● **Your goal**:
Sift the listing for lines that hold the string "mechanizmy" and pull them out.

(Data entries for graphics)
>> BEGIN
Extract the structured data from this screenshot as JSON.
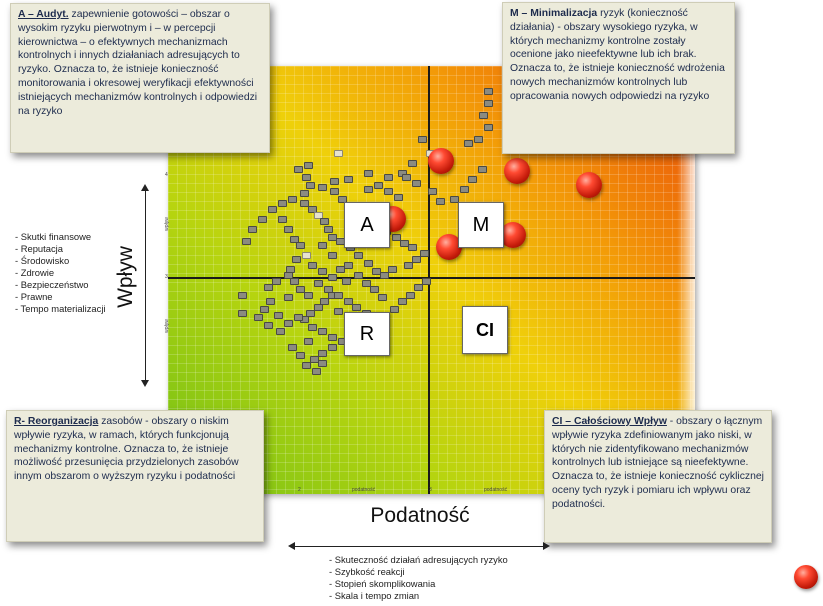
{
  "axes": {
    "y_title": "Wpływ",
    "x_title": "Podatność",
    "y_factors": [
      "- Skutki finansowe",
      "- Reputacja",
      "- Środowisko",
      "- Zdrowie",
      "- Bezpieczeństwo",
      "- Prawne",
      "- Tempo materializacji"
    ],
    "x_factors": [
      "- Skuteczność działań adresujących ryzyko",
      "- Szybkość reakcji",
      "- Stopień skomplikowania",
      "- Skala i tempo zmian"
    ]
  },
  "quadrants": {
    "A": "A",
    "M": "M",
    "R": "R",
    "CI": "CI"
  },
  "tick_labels": {
    "x1": "2",
    "x1_name": "podatność",
    "x2": "3",
    "x2_name": "podatność",
    "y1": "4",
    "y1_name": "wpływ",
    "y2": "3",
    "y2_name": "wpływ",
    "y3": "2",
    "y3_name": "wpływ"
  },
  "callouts": {
    "a_title": "A – Audyt.",
    "a_text": " zapewnienie gotowości – obszar o wysokim ryzyku pierwotnym i – w percepcji kierownictwa – o efektywnych mechanizmach kontrolnych i innych działaniach adresujących to ryzyko. Oznacza to, że istnieje konieczność monitorowania i okresowej weryfikacji efektywności istniejących mechanizmów kontrolnych i odpowiedzi na ryzyko",
    "m_title": "M – Minimalizacja",
    "m_text": " ryzyk (konieczność działania) - obszary wysokiego ryzyka, w których mechanizmy kontrolne zostały ocenione jako nieefektywne lub ich brak. Oznacza to, że istnieje konieczność wdrożenia nowych mechanizmów kontrolnych lub opracowania nowych odpowiedzi na ryzyko",
    "r_title": "R- Reorganizacja",
    "r_text": " zasobów - obszary o niskim wpływie ryzyka, w ramach, których funkcjonują mechanizmy kontrolne. Oznacza to, że istnieje możliwość przesunięcia przydzielonych zasobów innym obszarom o wyższym ryzyku i podatności",
    "ci_title": "CI – Całościowy Wpływ",
    "ci_text": " -  obszary o łącznym wpływie ryzyka zdefiniowanym jako niski, w których nie zidentyfikowano mechanizmów kontrolnych lub istniejące są nieefektywne. Oznacza to, że istnieje konieczność cyklicznej oceny tych ryzyk i pomiaru ich wpływu oraz podatności."
  },
  "colors": {
    "gradient_low": "#72c017",
    "gradient_mid": "#efd00a",
    "gradient_high": "#e8440a",
    "callout_bg": "#ecebdb",
    "callout_text": "#1d2b4d",
    "risk_ball": "#d8240f"
  }
}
>> END
● **Task solution**:
    "m_text": " ryzyk (konieczność działania) - obszary wysokiego ryzyka, w których mechanizmy kontrolne zostały ocenione jako nieefektywne lub ich brak. Oznacza to, że istnieje konieczność wdrożenia nowych mechanizmów kontrolnych lub opracowania nowych odpowiedzi na ryzyko",
    "r_text": " zasobów - obszary o niskim wpływie ryzyka, w ramach, których funkcjonują mechanizmy kontrolne. Oznacza to, że istnieje możliwość przesunięcia przydzielonych zasobów innym obszarom o wyższym ryzyku i podatności",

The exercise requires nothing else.